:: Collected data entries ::

····················

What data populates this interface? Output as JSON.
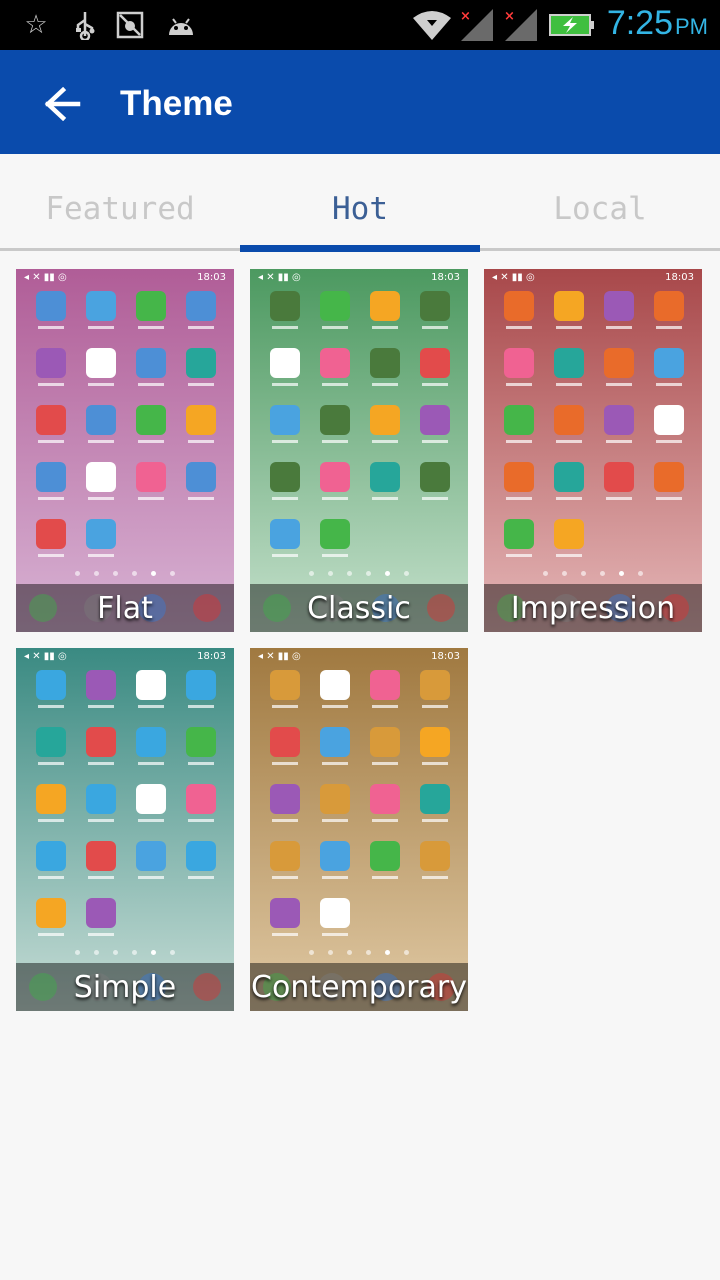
{
  "status_bar": {
    "time": "7:25",
    "ampm": "PM",
    "icons": [
      "star-icon",
      "usb-icon",
      "debug-icon",
      "android-icon",
      "wifi-icon",
      "signal-icon",
      "signal-icon",
      "battery-charging-icon"
    ]
  },
  "app_bar": {
    "title": "Theme",
    "back_icon": "arrow-back-icon"
  },
  "tabs": [
    {
      "label": "Featured",
      "active": false
    },
    {
      "label": "Hot",
      "active": true
    },
    {
      "label": "Local",
      "active": false
    }
  ],
  "themes": [
    {
      "name": "Flat",
      "bg_top": "#b05d97",
      "bg_bottom": "#d8b3d4",
      "icon_color": "#4d8fd6"
    },
    {
      "name": "Classic",
      "bg_top": "#4c9960",
      "bg_bottom": "#c5e0cc",
      "icon_color": "#4a7a3c"
    },
    {
      "name": "Impression",
      "bg_top": "#a8484a",
      "bg_bottom": "#e5b7b8",
      "icon_color": "#e96b2a"
    },
    {
      "name": "Simple",
      "bg_top": "#3a8a82",
      "bg_bottom": "#c7ddd6",
      "icon_color": "#3aa7e0"
    },
    {
      "name": "Contemporary",
      "bg_top": "#a07940",
      "bg_bottom": "#e0c9a4",
      "icon_color": "#d89a3a"
    }
  ],
  "mini_status_time": "18:03",
  "colors": {
    "app_bar": "#0a4bac",
    "tab_active": "#3b5f95",
    "tab_inactive": "#c8c8c8",
    "status_time": "#33b5e5"
  }
}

····················

:: Directions for this task ::
Search the listing above for the string "label". Copy every line that contains it.

:: Full response ::
      "label": "Featured",
      "label": "Hot",
      "label": "Local",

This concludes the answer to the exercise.